Task description:
Return all lines in the material below that contain "click".

Records provided:
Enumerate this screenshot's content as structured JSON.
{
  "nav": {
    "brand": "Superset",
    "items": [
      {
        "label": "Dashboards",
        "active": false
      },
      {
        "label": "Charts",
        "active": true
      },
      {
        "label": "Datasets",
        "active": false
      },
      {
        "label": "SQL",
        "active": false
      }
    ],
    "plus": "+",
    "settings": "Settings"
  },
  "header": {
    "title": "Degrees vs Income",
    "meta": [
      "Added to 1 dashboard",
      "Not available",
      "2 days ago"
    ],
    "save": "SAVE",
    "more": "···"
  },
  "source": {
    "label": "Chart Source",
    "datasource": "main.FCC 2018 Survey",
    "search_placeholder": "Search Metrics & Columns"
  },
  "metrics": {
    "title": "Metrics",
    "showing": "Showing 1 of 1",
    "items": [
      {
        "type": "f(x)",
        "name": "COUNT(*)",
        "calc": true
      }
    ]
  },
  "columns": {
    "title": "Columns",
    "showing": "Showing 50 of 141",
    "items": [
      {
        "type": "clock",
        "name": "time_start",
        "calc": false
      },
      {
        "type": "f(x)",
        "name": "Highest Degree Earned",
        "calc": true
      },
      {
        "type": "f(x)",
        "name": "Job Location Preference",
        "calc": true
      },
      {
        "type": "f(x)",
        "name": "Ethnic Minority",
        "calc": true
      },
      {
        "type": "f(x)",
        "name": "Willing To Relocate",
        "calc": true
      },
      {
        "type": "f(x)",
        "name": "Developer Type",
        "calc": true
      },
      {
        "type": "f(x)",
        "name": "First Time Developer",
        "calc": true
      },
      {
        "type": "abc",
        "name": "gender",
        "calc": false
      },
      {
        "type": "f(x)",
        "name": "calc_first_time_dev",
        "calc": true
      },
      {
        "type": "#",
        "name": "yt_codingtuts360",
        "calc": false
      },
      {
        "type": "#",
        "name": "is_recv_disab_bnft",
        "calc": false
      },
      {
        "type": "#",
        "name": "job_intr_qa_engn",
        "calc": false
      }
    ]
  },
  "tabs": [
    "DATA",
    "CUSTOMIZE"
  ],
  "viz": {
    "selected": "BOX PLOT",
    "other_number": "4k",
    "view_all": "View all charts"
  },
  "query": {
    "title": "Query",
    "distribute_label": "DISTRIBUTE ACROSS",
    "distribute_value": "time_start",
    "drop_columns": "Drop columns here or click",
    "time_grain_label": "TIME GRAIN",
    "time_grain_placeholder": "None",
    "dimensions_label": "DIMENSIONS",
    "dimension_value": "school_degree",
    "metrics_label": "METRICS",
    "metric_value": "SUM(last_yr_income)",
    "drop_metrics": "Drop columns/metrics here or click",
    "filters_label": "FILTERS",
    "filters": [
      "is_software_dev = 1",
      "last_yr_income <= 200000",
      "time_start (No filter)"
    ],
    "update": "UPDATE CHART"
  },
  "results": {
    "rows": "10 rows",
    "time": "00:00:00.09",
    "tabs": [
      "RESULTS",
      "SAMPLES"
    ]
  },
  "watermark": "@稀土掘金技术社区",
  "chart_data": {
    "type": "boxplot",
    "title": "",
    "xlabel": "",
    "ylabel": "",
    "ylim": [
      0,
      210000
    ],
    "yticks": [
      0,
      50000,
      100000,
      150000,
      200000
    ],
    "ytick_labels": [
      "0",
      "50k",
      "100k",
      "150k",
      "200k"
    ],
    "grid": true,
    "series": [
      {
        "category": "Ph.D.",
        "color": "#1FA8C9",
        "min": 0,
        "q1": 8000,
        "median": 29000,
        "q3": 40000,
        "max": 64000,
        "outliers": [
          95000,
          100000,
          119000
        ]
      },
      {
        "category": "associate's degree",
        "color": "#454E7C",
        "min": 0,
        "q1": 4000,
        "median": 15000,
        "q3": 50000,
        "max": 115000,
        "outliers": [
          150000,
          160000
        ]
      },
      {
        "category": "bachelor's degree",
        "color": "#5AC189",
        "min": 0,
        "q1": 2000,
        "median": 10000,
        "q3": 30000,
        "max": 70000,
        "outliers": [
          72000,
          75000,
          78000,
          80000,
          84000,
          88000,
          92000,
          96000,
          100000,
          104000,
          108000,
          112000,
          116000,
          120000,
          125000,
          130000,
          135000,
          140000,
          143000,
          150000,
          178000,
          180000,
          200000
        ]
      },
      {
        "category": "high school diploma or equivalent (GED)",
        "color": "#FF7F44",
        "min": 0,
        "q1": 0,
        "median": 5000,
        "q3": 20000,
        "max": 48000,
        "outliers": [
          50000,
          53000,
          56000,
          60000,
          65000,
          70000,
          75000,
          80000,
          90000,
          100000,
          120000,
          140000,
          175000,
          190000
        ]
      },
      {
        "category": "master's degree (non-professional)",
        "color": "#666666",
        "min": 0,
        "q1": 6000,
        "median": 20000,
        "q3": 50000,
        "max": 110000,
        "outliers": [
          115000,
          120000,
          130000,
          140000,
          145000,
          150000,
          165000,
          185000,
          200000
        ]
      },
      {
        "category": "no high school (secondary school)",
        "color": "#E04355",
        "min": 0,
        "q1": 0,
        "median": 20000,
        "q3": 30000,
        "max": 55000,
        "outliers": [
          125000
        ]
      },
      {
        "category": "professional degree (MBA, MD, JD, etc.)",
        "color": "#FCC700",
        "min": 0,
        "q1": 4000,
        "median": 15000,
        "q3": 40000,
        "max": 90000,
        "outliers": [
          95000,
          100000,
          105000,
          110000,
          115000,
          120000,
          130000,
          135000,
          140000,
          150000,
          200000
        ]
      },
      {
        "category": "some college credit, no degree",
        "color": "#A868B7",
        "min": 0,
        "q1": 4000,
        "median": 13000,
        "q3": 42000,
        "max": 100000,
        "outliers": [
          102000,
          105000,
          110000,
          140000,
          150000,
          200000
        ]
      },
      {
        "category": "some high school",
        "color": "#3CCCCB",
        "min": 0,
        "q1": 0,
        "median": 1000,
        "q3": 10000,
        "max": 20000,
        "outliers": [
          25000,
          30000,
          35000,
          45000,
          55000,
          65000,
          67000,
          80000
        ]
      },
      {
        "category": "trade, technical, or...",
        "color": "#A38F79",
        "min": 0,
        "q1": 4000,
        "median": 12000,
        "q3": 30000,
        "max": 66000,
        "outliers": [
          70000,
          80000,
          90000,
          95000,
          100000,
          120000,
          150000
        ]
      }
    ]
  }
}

Full solution:
    "drop_columns": "Drop columns here or click",
    "drop_metrics": "Drop columns/metrics here or click",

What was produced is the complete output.